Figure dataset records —
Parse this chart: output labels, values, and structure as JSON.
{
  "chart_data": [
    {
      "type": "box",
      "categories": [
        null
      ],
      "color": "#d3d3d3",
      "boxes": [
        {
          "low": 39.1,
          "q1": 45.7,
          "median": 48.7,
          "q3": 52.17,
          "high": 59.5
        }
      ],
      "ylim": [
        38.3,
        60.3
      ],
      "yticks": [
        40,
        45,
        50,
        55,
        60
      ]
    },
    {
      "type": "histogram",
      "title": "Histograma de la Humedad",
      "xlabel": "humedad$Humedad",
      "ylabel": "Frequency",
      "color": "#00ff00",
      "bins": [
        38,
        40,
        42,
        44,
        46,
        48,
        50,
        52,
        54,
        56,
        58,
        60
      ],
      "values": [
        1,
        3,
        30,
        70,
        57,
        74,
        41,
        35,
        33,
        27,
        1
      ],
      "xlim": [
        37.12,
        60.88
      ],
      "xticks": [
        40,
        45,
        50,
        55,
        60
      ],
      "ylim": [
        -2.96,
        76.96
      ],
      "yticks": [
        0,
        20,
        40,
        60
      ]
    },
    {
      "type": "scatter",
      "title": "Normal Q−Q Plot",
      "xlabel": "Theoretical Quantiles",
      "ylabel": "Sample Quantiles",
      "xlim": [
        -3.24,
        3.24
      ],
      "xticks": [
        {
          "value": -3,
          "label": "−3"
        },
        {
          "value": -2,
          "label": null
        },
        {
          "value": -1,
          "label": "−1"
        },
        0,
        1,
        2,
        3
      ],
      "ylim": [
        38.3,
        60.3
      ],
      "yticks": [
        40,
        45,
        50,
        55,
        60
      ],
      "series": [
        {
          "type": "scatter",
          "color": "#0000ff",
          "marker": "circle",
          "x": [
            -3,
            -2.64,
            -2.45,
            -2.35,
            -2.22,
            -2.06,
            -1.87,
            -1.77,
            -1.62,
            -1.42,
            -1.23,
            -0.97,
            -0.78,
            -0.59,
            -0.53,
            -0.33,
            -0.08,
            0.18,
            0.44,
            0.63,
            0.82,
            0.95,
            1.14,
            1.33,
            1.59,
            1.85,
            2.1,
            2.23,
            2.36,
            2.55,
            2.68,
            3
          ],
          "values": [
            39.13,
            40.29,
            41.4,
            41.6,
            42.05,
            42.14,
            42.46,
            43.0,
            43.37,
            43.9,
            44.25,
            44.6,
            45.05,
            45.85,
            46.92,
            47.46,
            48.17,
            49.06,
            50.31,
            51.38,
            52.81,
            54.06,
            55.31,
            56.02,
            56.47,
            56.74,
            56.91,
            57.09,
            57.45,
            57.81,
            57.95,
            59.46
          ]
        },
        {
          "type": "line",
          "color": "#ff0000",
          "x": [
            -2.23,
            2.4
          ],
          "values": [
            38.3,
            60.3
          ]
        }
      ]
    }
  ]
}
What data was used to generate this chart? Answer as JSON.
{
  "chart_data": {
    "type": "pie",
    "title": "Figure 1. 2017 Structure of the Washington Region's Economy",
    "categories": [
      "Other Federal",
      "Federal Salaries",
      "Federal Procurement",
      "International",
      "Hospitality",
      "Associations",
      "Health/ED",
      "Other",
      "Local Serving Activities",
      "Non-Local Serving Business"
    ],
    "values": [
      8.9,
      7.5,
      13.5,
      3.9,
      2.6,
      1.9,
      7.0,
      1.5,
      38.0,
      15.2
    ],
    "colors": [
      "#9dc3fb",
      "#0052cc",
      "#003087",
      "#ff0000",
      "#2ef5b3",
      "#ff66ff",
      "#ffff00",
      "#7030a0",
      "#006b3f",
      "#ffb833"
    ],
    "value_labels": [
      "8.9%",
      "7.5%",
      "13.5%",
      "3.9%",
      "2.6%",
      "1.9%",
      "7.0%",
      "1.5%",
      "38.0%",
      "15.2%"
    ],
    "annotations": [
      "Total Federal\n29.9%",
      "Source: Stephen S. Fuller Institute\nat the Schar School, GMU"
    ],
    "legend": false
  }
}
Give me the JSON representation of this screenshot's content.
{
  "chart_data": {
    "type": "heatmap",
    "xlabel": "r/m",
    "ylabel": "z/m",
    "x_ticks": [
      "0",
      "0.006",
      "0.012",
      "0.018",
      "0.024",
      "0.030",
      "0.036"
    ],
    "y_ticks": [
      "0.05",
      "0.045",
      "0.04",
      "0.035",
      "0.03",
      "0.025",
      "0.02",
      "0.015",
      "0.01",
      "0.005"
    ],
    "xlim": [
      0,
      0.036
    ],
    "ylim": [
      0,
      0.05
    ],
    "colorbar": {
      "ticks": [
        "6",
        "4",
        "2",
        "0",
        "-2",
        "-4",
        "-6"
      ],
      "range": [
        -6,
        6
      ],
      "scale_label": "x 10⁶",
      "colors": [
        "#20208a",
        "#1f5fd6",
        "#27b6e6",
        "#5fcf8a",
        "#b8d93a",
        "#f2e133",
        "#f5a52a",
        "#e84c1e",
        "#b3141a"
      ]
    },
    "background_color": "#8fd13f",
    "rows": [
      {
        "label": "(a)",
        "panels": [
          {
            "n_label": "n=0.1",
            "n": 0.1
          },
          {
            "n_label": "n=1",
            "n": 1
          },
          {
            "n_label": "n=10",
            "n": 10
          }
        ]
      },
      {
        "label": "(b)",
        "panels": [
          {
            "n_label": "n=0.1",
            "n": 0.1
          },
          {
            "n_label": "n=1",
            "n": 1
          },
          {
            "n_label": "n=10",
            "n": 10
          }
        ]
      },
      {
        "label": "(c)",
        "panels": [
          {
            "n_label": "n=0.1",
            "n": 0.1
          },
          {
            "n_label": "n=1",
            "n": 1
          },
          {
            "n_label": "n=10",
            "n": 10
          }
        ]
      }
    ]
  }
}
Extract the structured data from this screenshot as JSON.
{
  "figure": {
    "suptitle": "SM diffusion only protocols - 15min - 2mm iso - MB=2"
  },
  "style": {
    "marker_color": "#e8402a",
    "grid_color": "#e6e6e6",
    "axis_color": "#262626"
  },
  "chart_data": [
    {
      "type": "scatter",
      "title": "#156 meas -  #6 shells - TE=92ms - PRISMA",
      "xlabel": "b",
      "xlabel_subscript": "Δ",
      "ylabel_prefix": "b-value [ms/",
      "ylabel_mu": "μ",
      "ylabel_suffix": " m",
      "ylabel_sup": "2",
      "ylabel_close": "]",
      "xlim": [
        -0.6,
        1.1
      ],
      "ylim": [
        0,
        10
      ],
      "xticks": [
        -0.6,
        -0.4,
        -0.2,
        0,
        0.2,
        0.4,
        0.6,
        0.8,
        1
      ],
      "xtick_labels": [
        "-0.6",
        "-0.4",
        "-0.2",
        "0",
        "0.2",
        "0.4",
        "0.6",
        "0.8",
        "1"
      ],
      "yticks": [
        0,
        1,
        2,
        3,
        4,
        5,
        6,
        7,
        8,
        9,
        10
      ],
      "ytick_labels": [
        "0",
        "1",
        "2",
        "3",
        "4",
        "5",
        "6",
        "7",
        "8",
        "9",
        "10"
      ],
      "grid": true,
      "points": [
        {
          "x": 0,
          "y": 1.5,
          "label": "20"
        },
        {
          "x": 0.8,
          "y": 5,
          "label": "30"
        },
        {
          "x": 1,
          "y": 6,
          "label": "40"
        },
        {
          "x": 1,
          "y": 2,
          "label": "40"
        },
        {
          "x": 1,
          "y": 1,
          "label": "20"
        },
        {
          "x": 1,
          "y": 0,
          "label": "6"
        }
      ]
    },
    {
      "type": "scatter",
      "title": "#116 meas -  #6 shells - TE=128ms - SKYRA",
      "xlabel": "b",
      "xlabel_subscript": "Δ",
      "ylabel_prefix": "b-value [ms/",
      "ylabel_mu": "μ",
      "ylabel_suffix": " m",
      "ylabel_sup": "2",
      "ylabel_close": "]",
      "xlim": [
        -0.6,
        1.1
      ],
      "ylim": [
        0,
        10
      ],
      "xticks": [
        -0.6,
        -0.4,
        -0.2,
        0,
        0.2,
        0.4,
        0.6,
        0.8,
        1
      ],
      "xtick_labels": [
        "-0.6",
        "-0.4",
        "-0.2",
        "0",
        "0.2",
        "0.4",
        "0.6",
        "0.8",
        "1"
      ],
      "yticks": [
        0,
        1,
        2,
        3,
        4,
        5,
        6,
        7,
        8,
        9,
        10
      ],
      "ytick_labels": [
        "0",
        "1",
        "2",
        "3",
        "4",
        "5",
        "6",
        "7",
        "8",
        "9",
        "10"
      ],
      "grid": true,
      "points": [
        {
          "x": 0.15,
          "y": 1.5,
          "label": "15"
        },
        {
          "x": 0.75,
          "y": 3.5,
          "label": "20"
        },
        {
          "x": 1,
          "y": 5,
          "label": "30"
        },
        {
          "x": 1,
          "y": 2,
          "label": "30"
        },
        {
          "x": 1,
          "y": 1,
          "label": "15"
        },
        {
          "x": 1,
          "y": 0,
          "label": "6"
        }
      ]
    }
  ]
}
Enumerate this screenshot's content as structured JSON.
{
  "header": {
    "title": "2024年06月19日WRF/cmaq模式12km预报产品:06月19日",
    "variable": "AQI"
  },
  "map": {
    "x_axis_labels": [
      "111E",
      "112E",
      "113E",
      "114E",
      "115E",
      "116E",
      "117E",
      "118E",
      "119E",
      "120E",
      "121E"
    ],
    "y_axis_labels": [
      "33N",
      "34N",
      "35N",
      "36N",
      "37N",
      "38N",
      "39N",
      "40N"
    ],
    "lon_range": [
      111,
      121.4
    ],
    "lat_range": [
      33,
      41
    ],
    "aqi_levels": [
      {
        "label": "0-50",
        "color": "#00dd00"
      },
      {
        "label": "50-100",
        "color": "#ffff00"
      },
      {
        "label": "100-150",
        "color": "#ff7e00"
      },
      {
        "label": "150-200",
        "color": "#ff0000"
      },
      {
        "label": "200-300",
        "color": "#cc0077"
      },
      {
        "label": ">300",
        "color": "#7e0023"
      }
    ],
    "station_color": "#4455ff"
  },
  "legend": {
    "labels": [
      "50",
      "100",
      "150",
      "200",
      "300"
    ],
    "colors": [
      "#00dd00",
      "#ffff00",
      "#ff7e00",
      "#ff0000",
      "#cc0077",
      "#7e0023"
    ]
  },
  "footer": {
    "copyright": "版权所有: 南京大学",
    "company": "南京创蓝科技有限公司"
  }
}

THE TASK — From the entries above, copy out every line where the string "shells" appears.

RESPONSE TO THE TASK —
      "title": "#156 meas -  #6 shells - TE=92ms - PRISMA",
      "title": "#116 meas -  #6 shells - TE=128ms - SKYRA",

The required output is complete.